> _Data records for software interfaces_:
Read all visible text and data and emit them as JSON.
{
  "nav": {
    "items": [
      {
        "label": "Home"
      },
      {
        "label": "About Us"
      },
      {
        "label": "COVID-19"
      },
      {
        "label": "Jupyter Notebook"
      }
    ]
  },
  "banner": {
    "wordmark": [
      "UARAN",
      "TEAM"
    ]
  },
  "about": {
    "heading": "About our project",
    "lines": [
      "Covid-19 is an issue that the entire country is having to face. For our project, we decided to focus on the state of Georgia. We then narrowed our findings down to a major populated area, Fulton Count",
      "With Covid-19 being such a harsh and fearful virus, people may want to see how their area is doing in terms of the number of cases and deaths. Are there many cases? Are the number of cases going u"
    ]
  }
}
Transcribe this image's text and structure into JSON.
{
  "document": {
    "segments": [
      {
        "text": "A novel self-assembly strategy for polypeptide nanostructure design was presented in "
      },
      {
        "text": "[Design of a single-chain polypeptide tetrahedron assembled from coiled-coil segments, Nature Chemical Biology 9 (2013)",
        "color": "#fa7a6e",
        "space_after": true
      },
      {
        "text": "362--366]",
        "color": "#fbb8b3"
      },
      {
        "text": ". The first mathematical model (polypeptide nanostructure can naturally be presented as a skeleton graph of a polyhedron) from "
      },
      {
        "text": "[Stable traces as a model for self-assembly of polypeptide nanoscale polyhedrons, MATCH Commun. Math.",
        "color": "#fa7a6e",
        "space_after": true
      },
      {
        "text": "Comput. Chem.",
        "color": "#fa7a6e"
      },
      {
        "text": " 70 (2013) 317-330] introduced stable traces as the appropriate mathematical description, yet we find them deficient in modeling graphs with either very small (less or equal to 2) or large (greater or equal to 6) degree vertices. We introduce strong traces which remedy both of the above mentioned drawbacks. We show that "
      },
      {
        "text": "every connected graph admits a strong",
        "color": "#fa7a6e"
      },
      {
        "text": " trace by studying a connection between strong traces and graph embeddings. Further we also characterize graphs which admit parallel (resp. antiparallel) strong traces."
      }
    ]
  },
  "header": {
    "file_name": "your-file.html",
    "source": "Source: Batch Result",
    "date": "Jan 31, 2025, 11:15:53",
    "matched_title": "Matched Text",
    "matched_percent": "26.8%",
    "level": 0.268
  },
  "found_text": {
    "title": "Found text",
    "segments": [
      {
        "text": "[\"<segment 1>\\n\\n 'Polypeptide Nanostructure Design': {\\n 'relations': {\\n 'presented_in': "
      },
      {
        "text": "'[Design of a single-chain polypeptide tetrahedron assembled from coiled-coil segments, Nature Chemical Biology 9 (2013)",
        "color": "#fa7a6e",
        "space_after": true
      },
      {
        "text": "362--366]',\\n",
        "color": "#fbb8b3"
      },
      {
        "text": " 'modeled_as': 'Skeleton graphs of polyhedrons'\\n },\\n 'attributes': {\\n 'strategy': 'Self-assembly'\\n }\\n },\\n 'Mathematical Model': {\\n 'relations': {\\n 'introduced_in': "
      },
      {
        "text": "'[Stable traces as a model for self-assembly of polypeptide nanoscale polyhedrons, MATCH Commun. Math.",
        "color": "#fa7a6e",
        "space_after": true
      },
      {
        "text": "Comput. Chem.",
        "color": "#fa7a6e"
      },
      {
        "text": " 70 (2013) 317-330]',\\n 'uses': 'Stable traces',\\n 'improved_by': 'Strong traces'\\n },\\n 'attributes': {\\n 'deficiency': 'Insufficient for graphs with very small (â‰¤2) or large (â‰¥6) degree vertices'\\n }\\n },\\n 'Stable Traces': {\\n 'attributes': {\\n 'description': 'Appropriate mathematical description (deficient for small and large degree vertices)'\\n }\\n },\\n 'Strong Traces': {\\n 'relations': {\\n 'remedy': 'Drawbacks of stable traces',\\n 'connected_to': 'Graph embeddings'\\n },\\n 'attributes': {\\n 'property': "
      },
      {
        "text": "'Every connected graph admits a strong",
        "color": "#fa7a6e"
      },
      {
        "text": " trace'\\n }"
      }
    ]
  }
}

> _Task statement_:
Return, from the data above, each line in which the string "chain" appears.

> _Exercise output_:
        "text": "[Design of a single-chain polypeptide tetrahedron assembled from coiled-coil segments, Nature Chemical Biology 9 (2013)",
        "text": "'[Design of a single-chain polypeptide tetrahedron assembled from coiled-coil segments, Nature Chemical Biology 9 (2013)",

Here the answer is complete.